**Dataset entries:**
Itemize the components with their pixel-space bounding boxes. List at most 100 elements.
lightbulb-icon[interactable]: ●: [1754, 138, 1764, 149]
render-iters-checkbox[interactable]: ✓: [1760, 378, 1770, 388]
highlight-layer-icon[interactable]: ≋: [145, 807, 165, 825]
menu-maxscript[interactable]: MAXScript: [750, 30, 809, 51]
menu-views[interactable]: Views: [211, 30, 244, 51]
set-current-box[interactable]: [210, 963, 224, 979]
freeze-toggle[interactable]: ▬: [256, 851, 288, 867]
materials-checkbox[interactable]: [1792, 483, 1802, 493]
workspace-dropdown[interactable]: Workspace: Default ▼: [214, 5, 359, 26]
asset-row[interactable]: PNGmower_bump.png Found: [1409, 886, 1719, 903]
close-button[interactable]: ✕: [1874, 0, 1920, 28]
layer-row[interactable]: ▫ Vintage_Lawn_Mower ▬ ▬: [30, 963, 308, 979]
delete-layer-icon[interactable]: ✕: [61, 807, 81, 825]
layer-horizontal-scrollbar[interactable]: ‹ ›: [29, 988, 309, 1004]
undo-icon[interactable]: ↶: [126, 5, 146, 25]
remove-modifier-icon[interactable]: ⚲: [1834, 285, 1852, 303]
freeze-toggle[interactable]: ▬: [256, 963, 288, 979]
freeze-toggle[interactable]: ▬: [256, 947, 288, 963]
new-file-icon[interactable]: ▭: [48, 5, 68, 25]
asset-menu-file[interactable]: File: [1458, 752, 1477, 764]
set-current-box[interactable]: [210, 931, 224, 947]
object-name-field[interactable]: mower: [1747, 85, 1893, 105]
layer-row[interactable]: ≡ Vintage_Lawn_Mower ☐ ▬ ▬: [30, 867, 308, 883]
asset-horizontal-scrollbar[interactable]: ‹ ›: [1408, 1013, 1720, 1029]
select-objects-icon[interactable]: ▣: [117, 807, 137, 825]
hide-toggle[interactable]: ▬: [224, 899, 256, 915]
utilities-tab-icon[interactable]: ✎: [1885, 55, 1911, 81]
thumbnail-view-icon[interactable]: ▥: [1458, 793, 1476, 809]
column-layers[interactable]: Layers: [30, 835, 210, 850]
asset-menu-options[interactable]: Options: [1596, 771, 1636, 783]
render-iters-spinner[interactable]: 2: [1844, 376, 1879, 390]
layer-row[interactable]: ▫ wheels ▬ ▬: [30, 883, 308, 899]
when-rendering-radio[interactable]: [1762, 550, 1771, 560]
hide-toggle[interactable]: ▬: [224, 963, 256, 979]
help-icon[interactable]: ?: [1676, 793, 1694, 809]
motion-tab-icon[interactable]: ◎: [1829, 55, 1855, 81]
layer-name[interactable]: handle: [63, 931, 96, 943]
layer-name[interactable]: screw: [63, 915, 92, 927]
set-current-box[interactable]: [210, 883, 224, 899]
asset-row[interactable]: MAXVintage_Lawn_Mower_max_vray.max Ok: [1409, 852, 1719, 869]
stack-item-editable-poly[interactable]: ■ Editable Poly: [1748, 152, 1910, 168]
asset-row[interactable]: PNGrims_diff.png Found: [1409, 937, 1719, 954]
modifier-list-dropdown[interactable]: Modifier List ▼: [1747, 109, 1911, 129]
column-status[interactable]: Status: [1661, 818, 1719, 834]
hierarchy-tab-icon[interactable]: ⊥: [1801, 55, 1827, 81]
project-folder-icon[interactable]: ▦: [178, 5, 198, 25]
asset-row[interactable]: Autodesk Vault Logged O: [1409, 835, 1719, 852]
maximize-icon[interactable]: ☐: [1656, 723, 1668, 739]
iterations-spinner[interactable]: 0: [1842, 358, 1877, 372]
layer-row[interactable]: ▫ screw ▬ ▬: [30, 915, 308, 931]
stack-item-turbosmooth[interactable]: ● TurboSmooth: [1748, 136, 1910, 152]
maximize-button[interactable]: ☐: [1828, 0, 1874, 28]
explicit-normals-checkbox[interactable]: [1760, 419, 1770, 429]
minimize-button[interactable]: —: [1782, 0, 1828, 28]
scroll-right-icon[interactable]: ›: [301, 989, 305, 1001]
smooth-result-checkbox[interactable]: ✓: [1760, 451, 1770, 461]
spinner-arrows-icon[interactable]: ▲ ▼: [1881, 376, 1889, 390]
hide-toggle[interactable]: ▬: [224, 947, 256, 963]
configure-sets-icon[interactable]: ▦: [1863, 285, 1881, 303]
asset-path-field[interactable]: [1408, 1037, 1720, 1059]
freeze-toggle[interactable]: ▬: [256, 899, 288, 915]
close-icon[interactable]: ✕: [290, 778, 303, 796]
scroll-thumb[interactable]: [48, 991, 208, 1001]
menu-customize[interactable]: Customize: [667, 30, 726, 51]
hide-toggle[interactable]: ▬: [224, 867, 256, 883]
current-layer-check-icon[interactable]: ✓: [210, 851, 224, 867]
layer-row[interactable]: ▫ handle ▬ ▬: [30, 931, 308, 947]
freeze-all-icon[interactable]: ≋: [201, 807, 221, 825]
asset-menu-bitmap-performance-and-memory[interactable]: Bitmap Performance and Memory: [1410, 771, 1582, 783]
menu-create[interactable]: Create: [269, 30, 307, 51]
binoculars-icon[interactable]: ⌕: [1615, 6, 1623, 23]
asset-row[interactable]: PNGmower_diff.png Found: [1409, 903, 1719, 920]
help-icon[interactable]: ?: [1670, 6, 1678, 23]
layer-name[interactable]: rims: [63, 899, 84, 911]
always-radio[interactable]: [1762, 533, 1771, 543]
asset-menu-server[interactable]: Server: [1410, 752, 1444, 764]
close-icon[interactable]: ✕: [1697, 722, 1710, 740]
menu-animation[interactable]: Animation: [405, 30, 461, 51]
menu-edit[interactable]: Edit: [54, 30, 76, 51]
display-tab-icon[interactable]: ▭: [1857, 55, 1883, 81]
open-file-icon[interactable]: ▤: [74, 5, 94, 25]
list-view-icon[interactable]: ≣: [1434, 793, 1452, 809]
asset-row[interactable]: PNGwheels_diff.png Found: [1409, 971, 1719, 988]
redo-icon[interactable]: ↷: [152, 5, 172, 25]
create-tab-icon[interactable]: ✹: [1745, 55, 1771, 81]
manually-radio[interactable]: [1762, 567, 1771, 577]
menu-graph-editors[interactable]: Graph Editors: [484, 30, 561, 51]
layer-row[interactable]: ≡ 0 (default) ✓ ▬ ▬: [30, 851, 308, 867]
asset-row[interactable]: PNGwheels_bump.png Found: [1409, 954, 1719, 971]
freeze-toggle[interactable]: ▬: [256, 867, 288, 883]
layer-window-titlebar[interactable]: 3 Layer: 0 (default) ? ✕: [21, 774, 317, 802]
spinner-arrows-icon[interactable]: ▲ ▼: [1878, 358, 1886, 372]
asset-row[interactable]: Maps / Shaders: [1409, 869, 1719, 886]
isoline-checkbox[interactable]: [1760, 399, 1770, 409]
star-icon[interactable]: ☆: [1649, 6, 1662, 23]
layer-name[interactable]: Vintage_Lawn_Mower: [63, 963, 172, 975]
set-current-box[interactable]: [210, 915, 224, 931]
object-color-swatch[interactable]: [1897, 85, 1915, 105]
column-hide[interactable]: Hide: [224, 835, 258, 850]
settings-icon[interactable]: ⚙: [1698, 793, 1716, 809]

**What to work on:** Copy out each item above verbatim, every line included.

**The output:**
Itemize the components with their pixel-space bounding boxes. List at most 100 elements.
lightbulb-icon[interactable]: ●: [1754, 138, 1764, 149]
render-iters-checkbox[interactable]: ✓: [1760, 378, 1770, 388]
highlight-layer-icon[interactable]: ≋: [145, 807, 165, 825]
menu-maxscript[interactable]: MAXScript: [750, 30, 809, 51]
menu-views[interactable]: Views: [211, 30, 244, 51]
set-current-box[interactable]: [210, 963, 224, 979]
freeze-toggle[interactable]: ▬: [256, 851, 288, 867]
materials-checkbox[interactable]: [1792, 483, 1802, 493]
workspace-dropdown[interactable]: Workspace: Default ▼: [214, 5, 359, 26]
asset-row[interactable]: PNGmower_bump.png Found: [1409, 886, 1719, 903]
close-button[interactable]: ✕: [1874, 0, 1920, 28]
layer-row[interactable]: ▫ Vintage_Lawn_Mower ▬ ▬: [30, 963, 308, 979]
delete-layer-icon[interactable]: ✕: [61, 807, 81, 825]
layer-horizontal-scrollbar[interactable]: ‹ ›: [29, 988, 309, 1004]
undo-icon[interactable]: ↶: [126, 5, 146, 25]
remove-modifier-icon[interactable]: ⚲: [1834, 285, 1852, 303]
freeze-toggle[interactable]: ▬: [256, 963, 288, 979]
freeze-toggle[interactable]: ▬: [256, 947, 288, 963]
new-file-icon[interactable]: ▭: [48, 5, 68, 25]
asset-menu-file[interactable]: File: [1458, 752, 1477, 764]
set-current-box[interactable]: [210, 931, 224, 947]
object-name-field[interactable]: mower: [1747, 85, 1893, 105]
layer-row[interactable]: ≡ Vintage_Lawn_Mower ☐ ▬ ▬: [30, 867, 308, 883]
asset-horizontal-scrollbar[interactable]: ‹ ›: [1408, 1013, 1720, 1029]
select-objects-icon[interactable]: ▣: [117, 807, 137, 825]
hide-toggle[interactable]: ▬: [224, 899, 256, 915]
utilities-tab-icon[interactable]: ✎: [1885, 55, 1911, 81]
thumbnail-view-icon[interactable]: ▥: [1458, 793, 1476, 809]
column-layers[interactable]: Layers: [30, 835, 210, 850]
asset-menu-options[interactable]: Options: [1596, 771, 1636, 783]
render-iters-spinner[interactable]: 2: [1844, 376, 1879, 390]
layer-row[interactable]: ▫ wheels ▬ ▬: [30, 883, 308, 899]
when-rendering-radio[interactable]: [1762, 550, 1771, 560]
hide-toggle[interactable]: ▬: [224, 963, 256, 979]
help-icon[interactable]: ?: [1676, 793, 1694, 809]
motion-tab-icon[interactable]: ◎: [1829, 55, 1855, 81]
layer-name[interactable]: handle: [63, 931, 96, 943]
layer-name[interactable]: screw: [63, 915, 92, 927]
set-current-box[interactable]: [210, 883, 224, 899]
asset-row[interactable]: MAXVintage_Lawn_Mower_max_vray.max Ok: [1409, 852, 1719, 869]
stack-item-editable-poly[interactable]: ■ Editable Poly: [1748, 152, 1910, 168]
asset-row[interactable]: PNGrims_diff.png Found: [1409, 937, 1719, 954]
modifier-list-dropdown[interactable]: Modifier List ▼: [1747, 109, 1911, 129]
column-status[interactable]: Status: [1661, 818, 1719, 834]
hierarchy-tab-icon[interactable]: ⊥: [1801, 55, 1827, 81]
project-folder-icon[interactable]: ▦: [178, 5, 198, 25]
asset-row[interactable]: Autodesk Vault Logged O: [1409, 835, 1719, 852]
maximize-icon[interactable]: ☐: [1656, 723, 1668, 739]
iterations-spinner[interactable]: 0: [1842, 358, 1877, 372]
layer-row[interactable]: ▫ screw ▬ ▬: [30, 915, 308, 931]
stack-item-turbosmooth[interactable]: ● TurboSmooth: [1748, 136, 1910, 152]
maximize-button[interactable]: ☐: [1828, 0, 1874, 28]
explicit-normals-checkbox[interactable]: [1760, 419, 1770, 429]
minimize-button[interactable]: —: [1782, 0, 1828, 28]
scroll-right-icon[interactable]: ›: [301, 989, 305, 1001]
smooth-result-checkbox[interactable]: ✓: [1760, 451, 1770, 461]
spinner-arrows-icon[interactable]: ▲ ▼: [1881, 376, 1889, 390]
hide-toggle[interactable]: ▬: [224, 947, 256, 963]
configure-sets-icon[interactable]: ▦: [1863, 285, 1881, 303]
asset-path-field[interactable]: [1408, 1037, 1720, 1059]
freeze-toggle[interactable]: ▬: [256, 899, 288, 915]
close-icon[interactable]: ✕: [290, 778, 303, 796]
scroll-thumb[interactable]: [48, 991, 208, 1001]
menu-customize[interactable]: Customize: [667, 30, 726, 51]
hide-toggle[interactable]: ▬: [224, 867, 256, 883]
current-layer-check-icon[interactable]: ✓: [210, 851, 224, 867]
layer-row[interactable]: ▫ handle ▬ ▬: [30, 931, 308, 947]
freeze-all-icon[interactable]: ≋: [201, 807, 221, 825]
asset-menu-bitmap-performance-and-memory[interactable]: Bitmap Performance and Memory: [1410, 771, 1582, 783]
menu-create[interactable]: Create: [269, 30, 307, 51]
binoculars-icon[interactable]: ⌕: [1615, 6, 1623, 23]
asset-row[interactable]: PNGmower_diff.png Found: [1409, 903, 1719, 920]
help-icon[interactable]: ?: [1670, 6, 1678, 23]
layer-name[interactable]: rims: [63, 899, 84, 911]
always-radio[interactable]: [1762, 533, 1771, 543]
asset-menu-server[interactable]: Server: [1410, 752, 1444, 764]
close-icon[interactable]: ✕: [1697, 722, 1710, 740]
menu-animation[interactable]: Animation: [405, 30, 461, 51]
menu-edit[interactable]: Edit: [54, 30, 76, 51]
display-tab-icon[interactable]: ▭: [1857, 55, 1883, 81]
open-file-icon[interactable]: ▤: [74, 5, 94, 25]
list-view-icon[interactable]: ≣: [1434, 793, 1452, 809]
asset-row[interactable]: PNGwheels_diff.png Found: [1409, 971, 1719, 988]
redo-icon[interactable]: ↷: [152, 5, 172, 25]
create-tab-icon[interactable]: ✹: [1745, 55, 1771, 81]
manually-radio[interactable]: [1762, 567, 1771, 577]
menu-graph-editors[interactable]: Graph Editors: [484, 30, 561, 51]
layer-row[interactable]: ≡ 0 (default) ✓ ▬ ▬: [30, 851, 308, 867]
asset-row[interactable]: PNGwheels_bump.png Found: [1409, 954, 1719, 971]
freeze-toggle[interactable]: ▬: [256, 867, 288, 883]
layer-window-titlebar[interactable]: 3 Layer: 0 (default) ? ✕: [21, 774, 317, 802]
spinner-arrows-icon[interactable]: ▲ ▼: [1878, 358, 1886, 372]
asset-row[interactable]: Maps / Shaders: [1409, 869, 1719, 886]
isoline-checkbox[interactable]: [1760, 399, 1770, 409]
star-icon[interactable]: ☆: [1649, 6, 1662, 23]
layer-name[interactable]: Vintage_Lawn_Mower: [63, 963, 172, 975]
set-current-box[interactable]: [210, 915, 224, 931]
object-color-swatch[interactable]: [1897, 85, 1915, 105]
column-hide[interactable]: Hide: [224, 835, 258, 850]
settings-icon[interactable]: ⚙: [1698, 793, 1716, 809]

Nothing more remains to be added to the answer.